● **CHALLENGE**
Go through the records and extract every line with the word "watermark".

[Stored data entries]
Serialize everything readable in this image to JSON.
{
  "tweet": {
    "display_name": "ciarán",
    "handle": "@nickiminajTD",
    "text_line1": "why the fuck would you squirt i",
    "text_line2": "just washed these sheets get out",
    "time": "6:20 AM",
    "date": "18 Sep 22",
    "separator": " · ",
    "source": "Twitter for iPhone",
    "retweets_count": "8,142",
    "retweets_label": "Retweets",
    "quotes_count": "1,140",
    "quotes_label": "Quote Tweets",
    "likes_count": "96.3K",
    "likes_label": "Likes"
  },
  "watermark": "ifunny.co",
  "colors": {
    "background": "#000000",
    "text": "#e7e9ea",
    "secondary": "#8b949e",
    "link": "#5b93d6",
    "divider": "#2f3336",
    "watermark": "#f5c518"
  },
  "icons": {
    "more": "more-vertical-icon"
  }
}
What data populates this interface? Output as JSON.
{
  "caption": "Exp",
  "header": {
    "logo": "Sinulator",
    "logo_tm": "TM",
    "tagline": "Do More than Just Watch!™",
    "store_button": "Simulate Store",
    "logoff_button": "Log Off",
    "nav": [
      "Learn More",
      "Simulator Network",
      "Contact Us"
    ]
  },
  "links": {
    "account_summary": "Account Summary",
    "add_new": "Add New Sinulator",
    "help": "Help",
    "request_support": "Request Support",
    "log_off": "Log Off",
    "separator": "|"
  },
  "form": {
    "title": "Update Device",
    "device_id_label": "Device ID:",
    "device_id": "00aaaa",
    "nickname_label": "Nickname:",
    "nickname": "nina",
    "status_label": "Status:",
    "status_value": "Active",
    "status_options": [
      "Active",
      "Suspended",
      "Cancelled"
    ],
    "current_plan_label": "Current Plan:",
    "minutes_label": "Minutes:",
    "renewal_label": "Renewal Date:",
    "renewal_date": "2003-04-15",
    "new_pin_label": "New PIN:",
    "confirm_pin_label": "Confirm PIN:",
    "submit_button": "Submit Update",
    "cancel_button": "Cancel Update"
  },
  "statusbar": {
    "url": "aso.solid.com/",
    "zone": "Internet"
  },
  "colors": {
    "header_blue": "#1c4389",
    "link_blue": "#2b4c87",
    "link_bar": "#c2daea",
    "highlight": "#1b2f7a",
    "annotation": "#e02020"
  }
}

...

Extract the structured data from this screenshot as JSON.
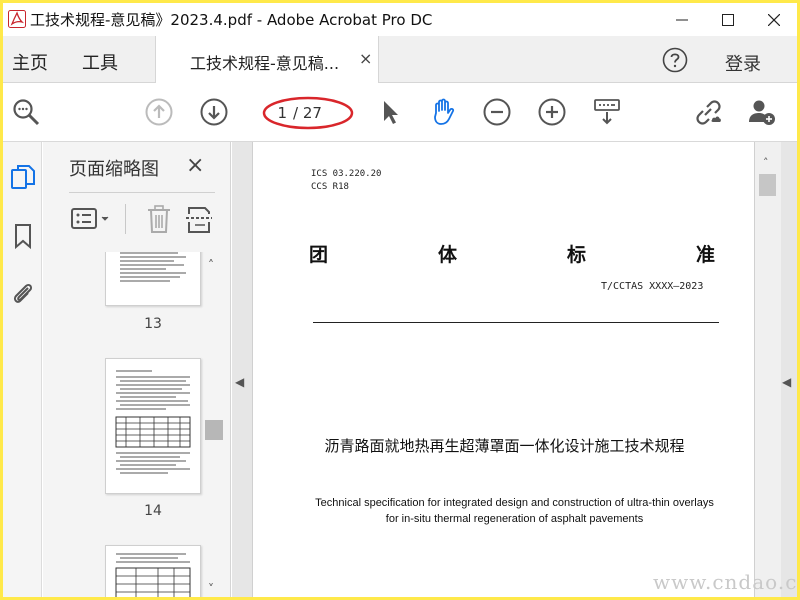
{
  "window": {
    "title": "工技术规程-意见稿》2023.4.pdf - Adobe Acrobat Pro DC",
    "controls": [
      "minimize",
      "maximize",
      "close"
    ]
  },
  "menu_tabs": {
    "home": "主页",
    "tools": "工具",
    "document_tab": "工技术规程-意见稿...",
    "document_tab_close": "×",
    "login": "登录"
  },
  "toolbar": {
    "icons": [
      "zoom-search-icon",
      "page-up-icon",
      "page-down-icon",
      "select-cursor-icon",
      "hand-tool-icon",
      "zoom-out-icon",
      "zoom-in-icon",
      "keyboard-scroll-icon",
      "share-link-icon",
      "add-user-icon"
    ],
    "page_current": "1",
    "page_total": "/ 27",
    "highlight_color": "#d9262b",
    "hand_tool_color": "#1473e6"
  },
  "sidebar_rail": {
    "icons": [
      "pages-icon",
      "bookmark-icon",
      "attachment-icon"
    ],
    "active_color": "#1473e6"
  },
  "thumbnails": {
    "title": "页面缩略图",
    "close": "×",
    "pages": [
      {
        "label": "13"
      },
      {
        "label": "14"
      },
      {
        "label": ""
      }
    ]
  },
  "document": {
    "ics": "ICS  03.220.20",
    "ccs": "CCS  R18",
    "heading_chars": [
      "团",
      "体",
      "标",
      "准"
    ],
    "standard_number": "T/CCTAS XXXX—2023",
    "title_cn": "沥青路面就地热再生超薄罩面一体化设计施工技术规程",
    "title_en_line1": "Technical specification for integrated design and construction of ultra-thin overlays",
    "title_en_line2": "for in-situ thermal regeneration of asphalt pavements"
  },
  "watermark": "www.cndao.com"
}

* * *

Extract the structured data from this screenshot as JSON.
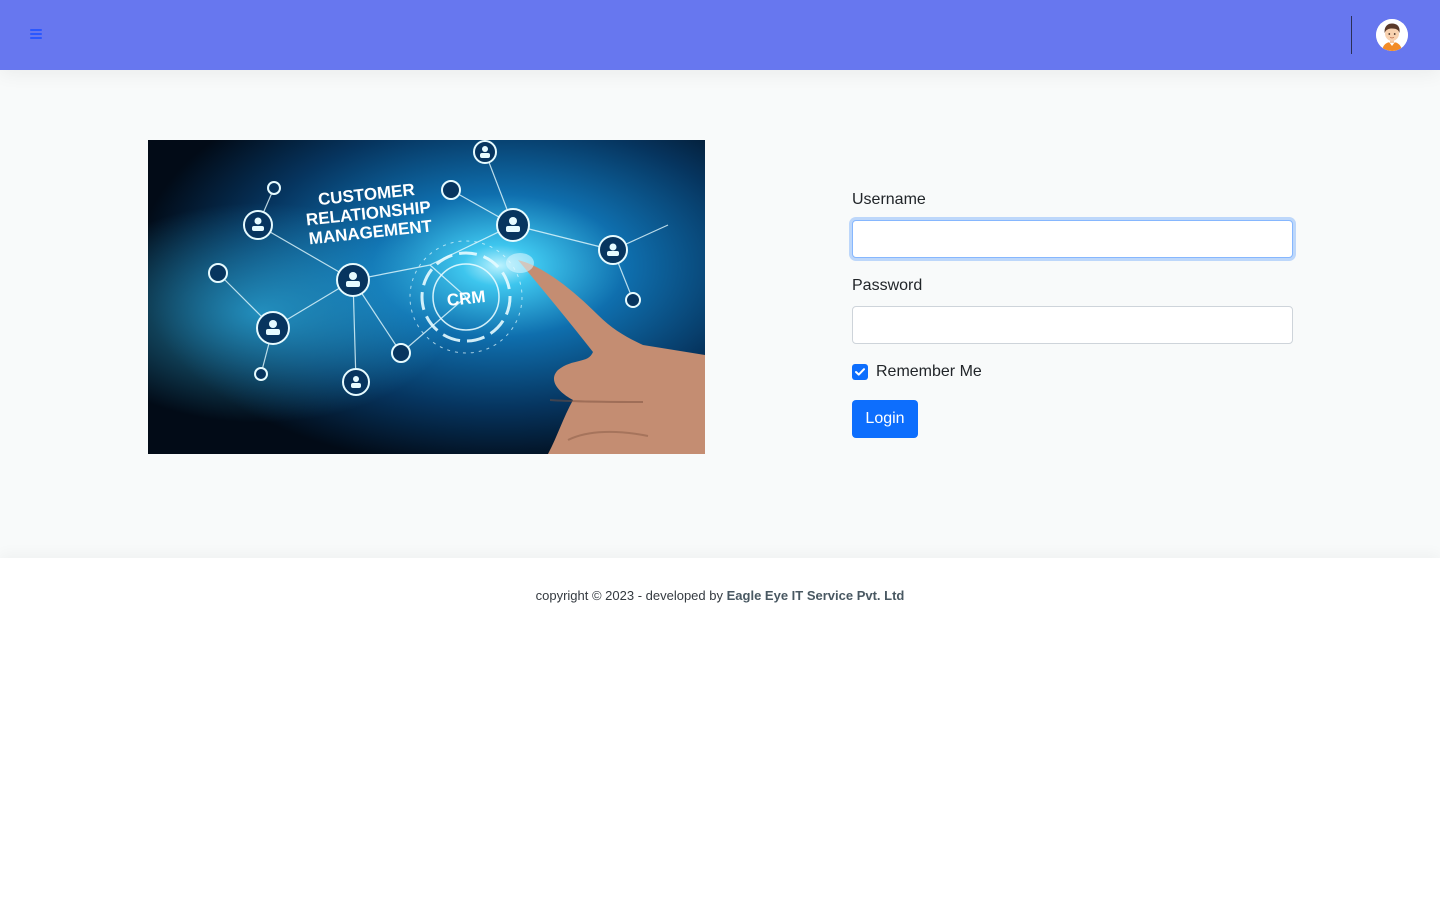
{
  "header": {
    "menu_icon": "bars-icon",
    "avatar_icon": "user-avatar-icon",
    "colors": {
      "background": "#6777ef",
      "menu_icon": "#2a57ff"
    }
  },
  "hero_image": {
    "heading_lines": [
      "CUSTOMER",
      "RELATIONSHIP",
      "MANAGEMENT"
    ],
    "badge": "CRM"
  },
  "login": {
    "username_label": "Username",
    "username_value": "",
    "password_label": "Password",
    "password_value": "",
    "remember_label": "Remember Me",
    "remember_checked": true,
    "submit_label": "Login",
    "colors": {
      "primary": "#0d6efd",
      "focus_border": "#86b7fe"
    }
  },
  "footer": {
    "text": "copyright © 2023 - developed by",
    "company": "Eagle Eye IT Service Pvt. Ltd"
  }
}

● **RESULT OF THIS TASK**
  "watermark": "ifunny.co",
    "watermark": "#f5c518"
  "watermark": "www.cndao.com"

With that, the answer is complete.